Short exercise: List each line in which the string "bilder" appears.

Listed entries:
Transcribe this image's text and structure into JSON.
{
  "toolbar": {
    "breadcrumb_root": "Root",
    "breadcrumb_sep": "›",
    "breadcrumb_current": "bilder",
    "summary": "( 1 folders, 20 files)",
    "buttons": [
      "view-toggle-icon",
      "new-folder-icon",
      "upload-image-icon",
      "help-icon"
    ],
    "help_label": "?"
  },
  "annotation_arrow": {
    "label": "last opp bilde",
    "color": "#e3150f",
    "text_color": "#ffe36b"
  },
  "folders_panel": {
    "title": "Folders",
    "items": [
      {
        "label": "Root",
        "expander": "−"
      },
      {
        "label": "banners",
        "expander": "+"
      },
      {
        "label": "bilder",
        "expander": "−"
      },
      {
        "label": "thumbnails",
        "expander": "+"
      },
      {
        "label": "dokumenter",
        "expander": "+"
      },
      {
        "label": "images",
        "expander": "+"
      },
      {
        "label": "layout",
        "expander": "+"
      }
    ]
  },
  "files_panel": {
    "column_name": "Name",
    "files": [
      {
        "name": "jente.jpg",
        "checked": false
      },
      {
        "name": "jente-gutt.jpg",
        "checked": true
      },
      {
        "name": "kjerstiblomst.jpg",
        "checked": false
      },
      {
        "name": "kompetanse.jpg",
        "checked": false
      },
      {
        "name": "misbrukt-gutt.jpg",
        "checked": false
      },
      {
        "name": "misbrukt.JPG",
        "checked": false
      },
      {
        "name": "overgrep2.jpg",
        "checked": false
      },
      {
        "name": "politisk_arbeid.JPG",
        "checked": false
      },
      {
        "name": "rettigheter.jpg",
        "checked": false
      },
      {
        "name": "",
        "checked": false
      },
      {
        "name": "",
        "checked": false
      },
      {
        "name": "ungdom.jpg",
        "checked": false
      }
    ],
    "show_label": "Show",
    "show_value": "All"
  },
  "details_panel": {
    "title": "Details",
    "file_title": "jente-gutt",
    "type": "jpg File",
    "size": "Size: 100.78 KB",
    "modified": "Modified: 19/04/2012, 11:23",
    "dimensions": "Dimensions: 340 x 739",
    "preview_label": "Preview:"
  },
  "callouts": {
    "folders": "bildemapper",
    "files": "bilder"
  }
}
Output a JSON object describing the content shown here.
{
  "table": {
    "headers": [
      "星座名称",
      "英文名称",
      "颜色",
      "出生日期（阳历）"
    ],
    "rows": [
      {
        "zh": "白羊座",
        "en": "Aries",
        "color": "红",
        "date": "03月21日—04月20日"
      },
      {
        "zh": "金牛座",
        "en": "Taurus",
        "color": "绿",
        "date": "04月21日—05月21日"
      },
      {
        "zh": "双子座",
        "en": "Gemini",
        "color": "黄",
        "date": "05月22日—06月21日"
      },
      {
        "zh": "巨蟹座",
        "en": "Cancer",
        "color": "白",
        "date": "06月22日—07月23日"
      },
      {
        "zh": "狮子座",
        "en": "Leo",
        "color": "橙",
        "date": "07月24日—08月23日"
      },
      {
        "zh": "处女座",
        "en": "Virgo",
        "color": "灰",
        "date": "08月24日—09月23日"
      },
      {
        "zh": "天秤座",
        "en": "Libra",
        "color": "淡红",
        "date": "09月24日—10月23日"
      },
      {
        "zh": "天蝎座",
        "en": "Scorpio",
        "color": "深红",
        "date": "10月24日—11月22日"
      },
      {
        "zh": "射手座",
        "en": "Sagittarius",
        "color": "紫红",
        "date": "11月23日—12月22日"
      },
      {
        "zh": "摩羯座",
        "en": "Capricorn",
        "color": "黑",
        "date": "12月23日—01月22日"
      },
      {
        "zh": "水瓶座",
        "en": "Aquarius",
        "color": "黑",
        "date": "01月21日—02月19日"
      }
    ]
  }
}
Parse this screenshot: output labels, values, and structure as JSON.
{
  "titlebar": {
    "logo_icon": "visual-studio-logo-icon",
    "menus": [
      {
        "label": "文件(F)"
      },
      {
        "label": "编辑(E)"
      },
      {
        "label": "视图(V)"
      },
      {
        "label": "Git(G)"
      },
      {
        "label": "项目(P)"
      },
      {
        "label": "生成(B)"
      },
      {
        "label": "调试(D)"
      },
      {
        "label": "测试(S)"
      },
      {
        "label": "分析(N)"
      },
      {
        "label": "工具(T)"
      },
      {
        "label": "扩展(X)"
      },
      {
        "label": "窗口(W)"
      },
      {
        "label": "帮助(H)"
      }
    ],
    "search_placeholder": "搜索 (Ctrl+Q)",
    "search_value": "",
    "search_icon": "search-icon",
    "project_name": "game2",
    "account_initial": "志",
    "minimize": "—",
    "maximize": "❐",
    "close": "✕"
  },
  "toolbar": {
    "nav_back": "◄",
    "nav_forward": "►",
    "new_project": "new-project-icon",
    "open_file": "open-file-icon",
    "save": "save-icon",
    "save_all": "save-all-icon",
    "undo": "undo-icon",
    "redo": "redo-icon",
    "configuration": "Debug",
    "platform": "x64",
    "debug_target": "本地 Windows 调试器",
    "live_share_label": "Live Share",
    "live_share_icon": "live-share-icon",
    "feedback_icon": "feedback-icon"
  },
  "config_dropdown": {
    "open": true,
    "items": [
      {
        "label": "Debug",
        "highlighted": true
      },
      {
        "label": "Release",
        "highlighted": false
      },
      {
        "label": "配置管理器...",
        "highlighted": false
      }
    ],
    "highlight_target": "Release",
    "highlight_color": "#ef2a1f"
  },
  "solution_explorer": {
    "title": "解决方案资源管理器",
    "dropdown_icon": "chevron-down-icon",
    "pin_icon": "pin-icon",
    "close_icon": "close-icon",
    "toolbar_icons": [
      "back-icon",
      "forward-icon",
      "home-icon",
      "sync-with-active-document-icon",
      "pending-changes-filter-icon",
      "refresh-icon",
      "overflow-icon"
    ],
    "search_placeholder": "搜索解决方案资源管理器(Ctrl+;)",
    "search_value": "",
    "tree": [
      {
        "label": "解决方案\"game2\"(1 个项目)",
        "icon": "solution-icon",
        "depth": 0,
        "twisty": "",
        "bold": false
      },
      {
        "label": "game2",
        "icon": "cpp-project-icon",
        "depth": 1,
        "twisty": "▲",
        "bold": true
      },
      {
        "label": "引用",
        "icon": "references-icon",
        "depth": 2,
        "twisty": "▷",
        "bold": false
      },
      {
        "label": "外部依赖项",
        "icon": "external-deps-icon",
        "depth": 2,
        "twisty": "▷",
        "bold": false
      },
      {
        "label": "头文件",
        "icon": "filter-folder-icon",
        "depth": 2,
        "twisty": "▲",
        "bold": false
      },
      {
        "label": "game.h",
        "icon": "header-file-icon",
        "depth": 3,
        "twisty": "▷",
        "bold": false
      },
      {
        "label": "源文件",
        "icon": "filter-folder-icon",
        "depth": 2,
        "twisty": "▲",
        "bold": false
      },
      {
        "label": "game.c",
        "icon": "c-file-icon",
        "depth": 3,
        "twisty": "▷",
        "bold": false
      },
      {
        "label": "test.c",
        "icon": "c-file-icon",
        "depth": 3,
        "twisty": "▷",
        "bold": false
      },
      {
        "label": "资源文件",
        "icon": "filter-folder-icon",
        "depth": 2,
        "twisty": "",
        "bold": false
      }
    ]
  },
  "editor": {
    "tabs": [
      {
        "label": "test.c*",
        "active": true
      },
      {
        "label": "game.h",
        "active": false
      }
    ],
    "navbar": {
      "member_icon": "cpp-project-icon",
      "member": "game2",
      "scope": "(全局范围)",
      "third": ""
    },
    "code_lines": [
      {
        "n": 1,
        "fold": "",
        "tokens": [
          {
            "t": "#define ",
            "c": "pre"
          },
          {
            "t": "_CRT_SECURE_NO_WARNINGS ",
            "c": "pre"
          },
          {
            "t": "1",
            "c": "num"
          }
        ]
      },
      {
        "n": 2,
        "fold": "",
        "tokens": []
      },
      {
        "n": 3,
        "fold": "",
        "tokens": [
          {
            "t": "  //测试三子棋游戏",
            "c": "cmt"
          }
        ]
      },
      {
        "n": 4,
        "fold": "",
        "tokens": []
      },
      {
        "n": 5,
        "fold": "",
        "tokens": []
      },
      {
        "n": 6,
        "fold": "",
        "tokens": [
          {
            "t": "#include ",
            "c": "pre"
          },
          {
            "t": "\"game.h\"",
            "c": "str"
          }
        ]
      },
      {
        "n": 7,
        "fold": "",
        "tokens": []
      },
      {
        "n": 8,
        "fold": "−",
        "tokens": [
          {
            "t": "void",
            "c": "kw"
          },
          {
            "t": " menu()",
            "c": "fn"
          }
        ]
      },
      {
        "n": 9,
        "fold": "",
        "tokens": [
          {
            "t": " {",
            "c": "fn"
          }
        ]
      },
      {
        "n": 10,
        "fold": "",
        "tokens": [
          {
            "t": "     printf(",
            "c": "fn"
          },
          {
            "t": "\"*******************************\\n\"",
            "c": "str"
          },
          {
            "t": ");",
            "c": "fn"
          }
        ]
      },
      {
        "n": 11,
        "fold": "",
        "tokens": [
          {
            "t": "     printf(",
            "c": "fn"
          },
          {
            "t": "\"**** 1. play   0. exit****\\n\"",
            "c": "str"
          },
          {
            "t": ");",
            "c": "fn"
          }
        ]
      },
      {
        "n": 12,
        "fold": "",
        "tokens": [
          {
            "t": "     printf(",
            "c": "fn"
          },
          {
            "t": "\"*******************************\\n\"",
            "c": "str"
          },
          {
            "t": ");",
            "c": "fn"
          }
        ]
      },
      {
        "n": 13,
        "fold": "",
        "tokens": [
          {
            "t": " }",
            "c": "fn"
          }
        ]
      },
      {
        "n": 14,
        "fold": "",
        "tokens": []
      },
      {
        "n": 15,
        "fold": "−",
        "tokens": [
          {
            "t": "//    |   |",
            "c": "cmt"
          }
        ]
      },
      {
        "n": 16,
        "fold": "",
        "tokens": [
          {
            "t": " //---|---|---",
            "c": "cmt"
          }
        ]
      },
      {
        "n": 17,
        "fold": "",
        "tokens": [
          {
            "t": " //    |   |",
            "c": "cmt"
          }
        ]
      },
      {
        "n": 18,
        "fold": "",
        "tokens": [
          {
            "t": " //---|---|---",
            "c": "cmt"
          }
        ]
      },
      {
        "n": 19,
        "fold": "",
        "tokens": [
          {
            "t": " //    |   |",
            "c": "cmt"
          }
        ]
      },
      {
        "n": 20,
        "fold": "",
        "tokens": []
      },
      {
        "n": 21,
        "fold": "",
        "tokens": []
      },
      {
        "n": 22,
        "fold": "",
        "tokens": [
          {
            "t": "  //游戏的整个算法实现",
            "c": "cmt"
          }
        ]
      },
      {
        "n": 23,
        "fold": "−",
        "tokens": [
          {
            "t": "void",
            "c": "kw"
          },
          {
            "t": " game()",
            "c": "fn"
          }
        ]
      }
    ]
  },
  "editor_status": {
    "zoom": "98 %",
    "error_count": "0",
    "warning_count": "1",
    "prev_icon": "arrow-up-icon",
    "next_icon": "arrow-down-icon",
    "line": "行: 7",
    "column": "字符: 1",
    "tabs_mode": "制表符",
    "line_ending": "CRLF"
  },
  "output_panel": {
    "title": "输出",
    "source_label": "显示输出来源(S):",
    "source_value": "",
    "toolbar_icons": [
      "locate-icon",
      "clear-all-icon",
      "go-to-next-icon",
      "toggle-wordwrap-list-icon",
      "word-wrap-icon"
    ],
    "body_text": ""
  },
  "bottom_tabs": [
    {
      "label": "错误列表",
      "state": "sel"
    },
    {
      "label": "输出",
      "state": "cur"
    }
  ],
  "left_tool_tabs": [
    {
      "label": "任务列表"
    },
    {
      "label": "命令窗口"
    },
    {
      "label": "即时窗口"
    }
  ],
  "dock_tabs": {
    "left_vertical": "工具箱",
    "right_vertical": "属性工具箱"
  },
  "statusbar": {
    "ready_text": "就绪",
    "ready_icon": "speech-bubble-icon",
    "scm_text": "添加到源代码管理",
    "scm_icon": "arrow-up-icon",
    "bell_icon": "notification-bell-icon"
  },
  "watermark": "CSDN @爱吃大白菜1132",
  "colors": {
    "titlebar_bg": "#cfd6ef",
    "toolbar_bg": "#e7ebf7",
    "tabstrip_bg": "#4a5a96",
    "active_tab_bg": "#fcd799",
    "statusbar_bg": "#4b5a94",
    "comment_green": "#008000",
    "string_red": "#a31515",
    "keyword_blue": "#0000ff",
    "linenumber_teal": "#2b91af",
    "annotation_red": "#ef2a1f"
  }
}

Exercise solution:
    "breadcrumb_current": "bilder",
        "label": "bilder",
    "files": "bilder"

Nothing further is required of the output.